» OBJECTIVE
Provide an exact copy of the data, excluding the images.

········

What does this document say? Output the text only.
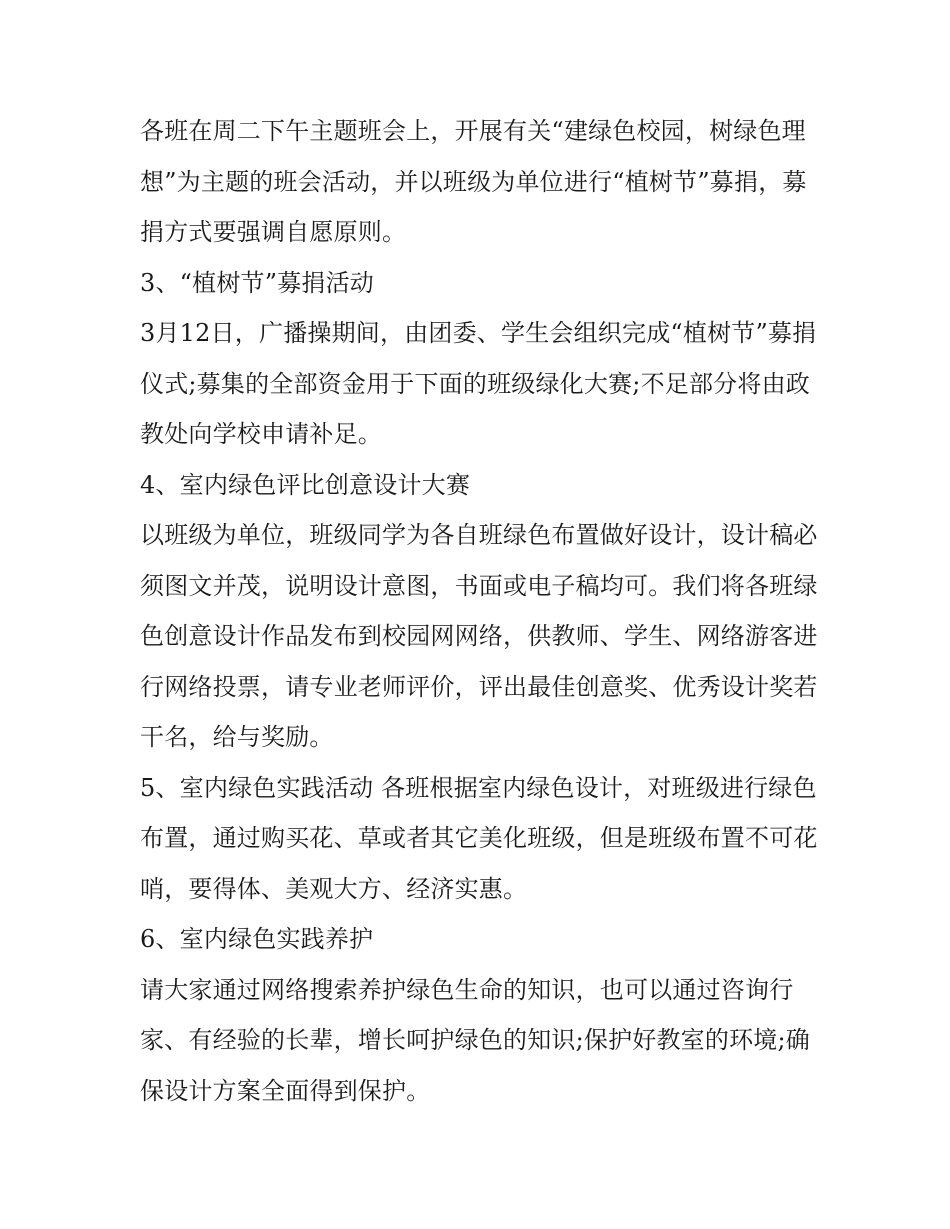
各班在周二下午主题班会上，开展有关“建绿色校园，树绿色理想”为主题的班会活动，并以班级为单位进行“植树节”募捐，募捐方式要强调自愿原则。

3、“植树节”募捐活动

3月12日，广播操期间，由团委、学生会组织完成“植树节”募捐仪式;募集的全部资金用于下面的班级绿化大赛;不足部分将由政教处向学校申请补足。

4、室内绿色评比创意设计大赛

以班级为单位，班级同学为各自班绿色布置做好设计，设计稿必须图文并茂，说明设计意图，书面或电子稿均可。我们将各班绿色创意设计作品发布到校园网网络，供教师、学生、网络游客进行网络投票，请专业老师评价，评出最佳创意奖、优秀设计奖若干名，给与奖励。

5、室内绿色实践活动 各班根据室内绿色设计，对班级进行绿色布置，通过购买花、草或者其它美化班级，但是班级布置不可花哨，要得体、美观大方、经济实惠。

6、室内绿色实践养护

请大家通过网络搜索养护绿色生命的知识，也可以通过咨询行家、有经验的长辈，增长呵护绿色的知识;保护好教室的环境;确保设计方案全面得到保护。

········

» WRITTEN ANSWER
What does this document say? Output the text only.
各班在周二下午主题班会上，开展有关“建绿色校园，树绿色理想”为主题的班会活动，并以班级为单位进行“植树节”募捐，募捐方式要强调自愿原则。

3、“植树节”募捐活动

3月12日，广播操期间，由团委、学生会组织完成“植树节”募捐仪式;募集的全部资金用于下面的班级绿化大赛;不足部分将由政教处向学校申请补足。

4、室内绿色评比创意设计大赛

以班级为单位，班级同学为各自班绿色布置做好设计，设计稿必须图文并茂，说明设计意图，书面或电子稿均可。我们将各班绿色创意设计作品发布到校园网网络，供教师、学生、网络游客进行网络投票，请专业老师评价，评出最佳创意奖、优秀设计奖若干名，给与奖励。

5、室内绿色实践活动 各班根据室内绿色设计，对班级进行绿色布置，通过购买花、草或者其它美化班级，但是班级布置不可花哨，要得体、美观大方、经济实惠。

6、室内绿色实践养护

请大家通过网络搜索养护绿色生命的知识，也可以通过咨询行家、有经验的长辈，增长呵护绿色的知识;保护好教室的环境;确保设计方案全面得到保护。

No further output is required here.